## [Set task]
Will you write out the data exactly, excluding every picture?

## [Record excerpts]
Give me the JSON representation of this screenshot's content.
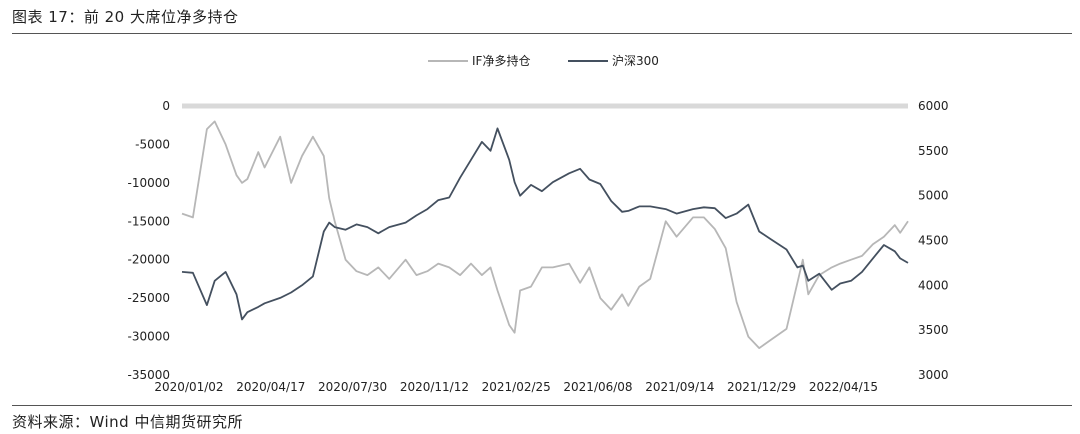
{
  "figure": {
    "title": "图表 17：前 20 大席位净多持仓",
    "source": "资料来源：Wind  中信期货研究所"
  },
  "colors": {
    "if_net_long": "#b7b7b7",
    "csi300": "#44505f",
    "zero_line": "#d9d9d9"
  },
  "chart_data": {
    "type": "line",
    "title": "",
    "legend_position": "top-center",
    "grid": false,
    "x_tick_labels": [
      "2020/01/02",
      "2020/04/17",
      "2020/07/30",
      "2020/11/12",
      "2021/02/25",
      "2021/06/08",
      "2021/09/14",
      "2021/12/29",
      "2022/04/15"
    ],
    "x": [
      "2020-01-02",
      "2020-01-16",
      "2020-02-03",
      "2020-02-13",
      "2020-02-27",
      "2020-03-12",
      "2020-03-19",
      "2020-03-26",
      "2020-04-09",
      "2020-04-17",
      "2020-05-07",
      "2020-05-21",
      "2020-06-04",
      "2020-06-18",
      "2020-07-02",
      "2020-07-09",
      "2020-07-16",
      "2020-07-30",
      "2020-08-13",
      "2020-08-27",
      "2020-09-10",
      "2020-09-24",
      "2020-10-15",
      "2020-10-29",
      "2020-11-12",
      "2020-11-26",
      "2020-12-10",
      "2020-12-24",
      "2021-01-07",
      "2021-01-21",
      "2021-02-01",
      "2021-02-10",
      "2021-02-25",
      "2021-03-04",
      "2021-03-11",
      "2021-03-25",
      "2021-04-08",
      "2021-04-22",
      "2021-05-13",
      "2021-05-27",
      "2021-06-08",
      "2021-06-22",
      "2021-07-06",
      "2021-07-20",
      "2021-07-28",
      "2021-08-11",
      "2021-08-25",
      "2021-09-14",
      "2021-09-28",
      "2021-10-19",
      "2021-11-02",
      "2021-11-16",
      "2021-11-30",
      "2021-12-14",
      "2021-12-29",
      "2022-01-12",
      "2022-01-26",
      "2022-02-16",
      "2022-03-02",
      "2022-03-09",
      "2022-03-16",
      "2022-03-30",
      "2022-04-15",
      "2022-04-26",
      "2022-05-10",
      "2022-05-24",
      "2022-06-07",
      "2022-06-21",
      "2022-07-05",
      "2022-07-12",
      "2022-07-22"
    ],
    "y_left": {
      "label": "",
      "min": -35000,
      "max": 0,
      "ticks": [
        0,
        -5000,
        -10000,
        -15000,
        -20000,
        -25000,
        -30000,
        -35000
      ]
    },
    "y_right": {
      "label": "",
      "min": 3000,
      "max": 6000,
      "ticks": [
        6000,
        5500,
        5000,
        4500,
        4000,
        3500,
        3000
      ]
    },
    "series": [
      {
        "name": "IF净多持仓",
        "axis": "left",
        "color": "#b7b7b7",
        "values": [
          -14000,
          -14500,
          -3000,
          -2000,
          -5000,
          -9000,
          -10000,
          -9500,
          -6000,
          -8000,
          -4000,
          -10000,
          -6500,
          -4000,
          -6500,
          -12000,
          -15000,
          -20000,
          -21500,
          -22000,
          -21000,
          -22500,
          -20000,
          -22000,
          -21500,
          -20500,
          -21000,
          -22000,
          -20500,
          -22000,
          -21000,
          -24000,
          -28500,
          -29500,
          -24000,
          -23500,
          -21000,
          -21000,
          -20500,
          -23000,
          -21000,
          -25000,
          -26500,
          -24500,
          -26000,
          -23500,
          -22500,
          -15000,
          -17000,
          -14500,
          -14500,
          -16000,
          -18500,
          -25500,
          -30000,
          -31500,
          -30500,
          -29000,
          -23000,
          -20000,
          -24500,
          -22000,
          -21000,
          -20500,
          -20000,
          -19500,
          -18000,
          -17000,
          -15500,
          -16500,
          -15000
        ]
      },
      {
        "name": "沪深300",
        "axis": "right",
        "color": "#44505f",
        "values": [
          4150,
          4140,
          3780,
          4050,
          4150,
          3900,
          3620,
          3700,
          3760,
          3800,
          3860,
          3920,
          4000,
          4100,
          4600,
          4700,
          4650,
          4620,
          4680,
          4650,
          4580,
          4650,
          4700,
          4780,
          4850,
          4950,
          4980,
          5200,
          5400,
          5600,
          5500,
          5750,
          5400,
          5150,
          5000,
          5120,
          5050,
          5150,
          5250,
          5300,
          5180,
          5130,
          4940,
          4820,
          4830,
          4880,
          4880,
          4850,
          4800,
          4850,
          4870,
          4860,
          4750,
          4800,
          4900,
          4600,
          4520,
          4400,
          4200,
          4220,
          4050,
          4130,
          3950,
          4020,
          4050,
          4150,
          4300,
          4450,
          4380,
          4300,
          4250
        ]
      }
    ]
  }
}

## [Completed exercise]
Give me the JSON representation of this screenshot's content.
{
  "figure": {
    "title": "图表 17：前 20 大席位净多持仓",
    "source": "资料来源：Wind  中信期货研究所"
  },
  "colors": {
    "if_net_long": "#b7b7b7",
    "csi300": "#44505f",
    "zero_line": "#d9d9d9"
  },
  "chart_data": {
    "type": "line",
    "title": "",
    "legend_position": "top-center",
    "grid": false,
    "x_tick_labels": [
      "2020/01/02",
      "2020/04/17",
      "2020/07/30",
      "2020/11/12",
      "2021/02/25",
      "2021/06/08",
      "2021/09/14",
      "2021/12/29",
      "2022/04/15"
    ],
    "x": [
      "2020-01-02",
      "2020-01-16",
      "2020-02-03",
      "2020-02-13",
      "2020-02-27",
      "2020-03-12",
      "2020-03-19",
      "2020-03-26",
      "2020-04-09",
      "2020-04-17",
      "2020-05-07",
      "2020-05-21",
      "2020-06-04",
      "2020-06-18",
      "2020-07-02",
      "2020-07-09",
      "2020-07-16",
      "2020-07-30",
      "2020-08-13",
      "2020-08-27",
      "2020-09-10",
      "2020-09-24",
      "2020-10-15",
      "2020-10-29",
      "2020-11-12",
      "2020-11-26",
      "2020-12-10",
      "2020-12-24",
      "2021-01-07",
      "2021-01-21",
      "2021-02-01",
      "2021-02-10",
      "2021-02-25",
      "2021-03-04",
      "2021-03-11",
      "2021-03-25",
      "2021-04-08",
      "2021-04-22",
      "2021-05-13",
      "2021-05-27",
      "2021-06-08",
      "2021-06-22",
      "2021-07-06",
      "2021-07-20",
      "2021-07-28",
      "2021-08-11",
      "2021-08-25",
      "2021-09-14",
      "2021-09-28",
      "2021-10-19",
      "2021-11-02",
      "2021-11-16",
      "2021-11-30",
      "2021-12-14",
      "2021-12-29",
      "2022-01-12",
      "2022-01-26",
      "2022-02-16",
      "2022-03-02",
      "2022-03-09",
      "2022-03-16",
      "2022-03-30",
      "2022-04-15",
      "2022-04-26",
      "2022-05-10",
      "2022-05-24",
      "2022-06-07",
      "2022-06-21",
      "2022-07-05",
      "2022-07-12",
      "2022-07-22"
    ],
    "y_left": {
      "label": "",
      "min": -35000,
      "max": 0,
      "ticks": [
        0,
        -5000,
        -10000,
        -15000,
        -20000,
        -25000,
        -30000,
        -35000
      ]
    },
    "y_right": {
      "label": "",
      "min": 3000,
      "max": 6000,
      "ticks": [
        6000,
        5500,
        5000,
        4500,
        4000,
        3500,
        3000
      ]
    },
    "series": [
      {
        "name": "IF净多持仓",
        "axis": "left",
        "color": "#b7b7b7",
        "values": [
          -14000,
          -14500,
          -3000,
          -2000,
          -5000,
          -9000,
          -10000,
          -9500,
          -6000,
          -8000,
          -4000,
          -10000,
          -6500,
          -4000,
          -6500,
          -12000,
          -15000,
          -20000,
          -21500,
          -22000,
          -21000,
          -22500,
          -20000,
          -22000,
          -21500,
          -20500,
          -21000,
          -22000,
          -20500,
          -22000,
          -21000,
          -24000,
          -28500,
          -29500,
          -24000,
          -23500,
          -21000,
          -21000,
          -20500,
          -23000,
          -21000,
          -25000,
          -26500,
          -24500,
          -26000,
          -23500,
          -22500,
          -15000,
          -17000,
          -14500,
          -14500,
          -16000,
          -18500,
          -25500,
          -30000,
          -31500,
          -30500,
          -29000,
          -23000,
          -20000,
          -24500,
          -22000,
          -21000,
          -20500,
          -20000,
          -19500,
          -18000,
          -17000,
          -15500,
          -16500,
          -15000
        ]
      },
      {
        "name": "沪深300",
        "axis": "right",
        "color": "#44505f",
        "values": [
          4150,
          4140,
          3780,
          4050,
          4150,
          3900,
          3620,
          3700,
          3760,
          3800,
          3860,
          3920,
          4000,
          4100,
          4600,
          4700,
          4650,
          4620,
          4680,
          4650,
          4580,
          4650,
          4700,
          4780,
          4850,
          4950,
          4980,
          5200,
          5400,
          5600,
          5500,
          5750,
          5400,
          5150,
          5000,
          5120,
          5050,
          5150,
          5250,
          5300,
          5180,
          5130,
          4940,
          4820,
          4830,
          4880,
          4880,
          4850,
          4800,
          4850,
          4870,
          4860,
          4750,
          4800,
          4900,
          4600,
          4520,
          4400,
          4200,
          4220,
          4050,
          4130,
          3950,
          4020,
          4050,
          4150,
          4300,
          4450,
          4380,
          4300,
          4250
        ]
      }
    ]
  }
}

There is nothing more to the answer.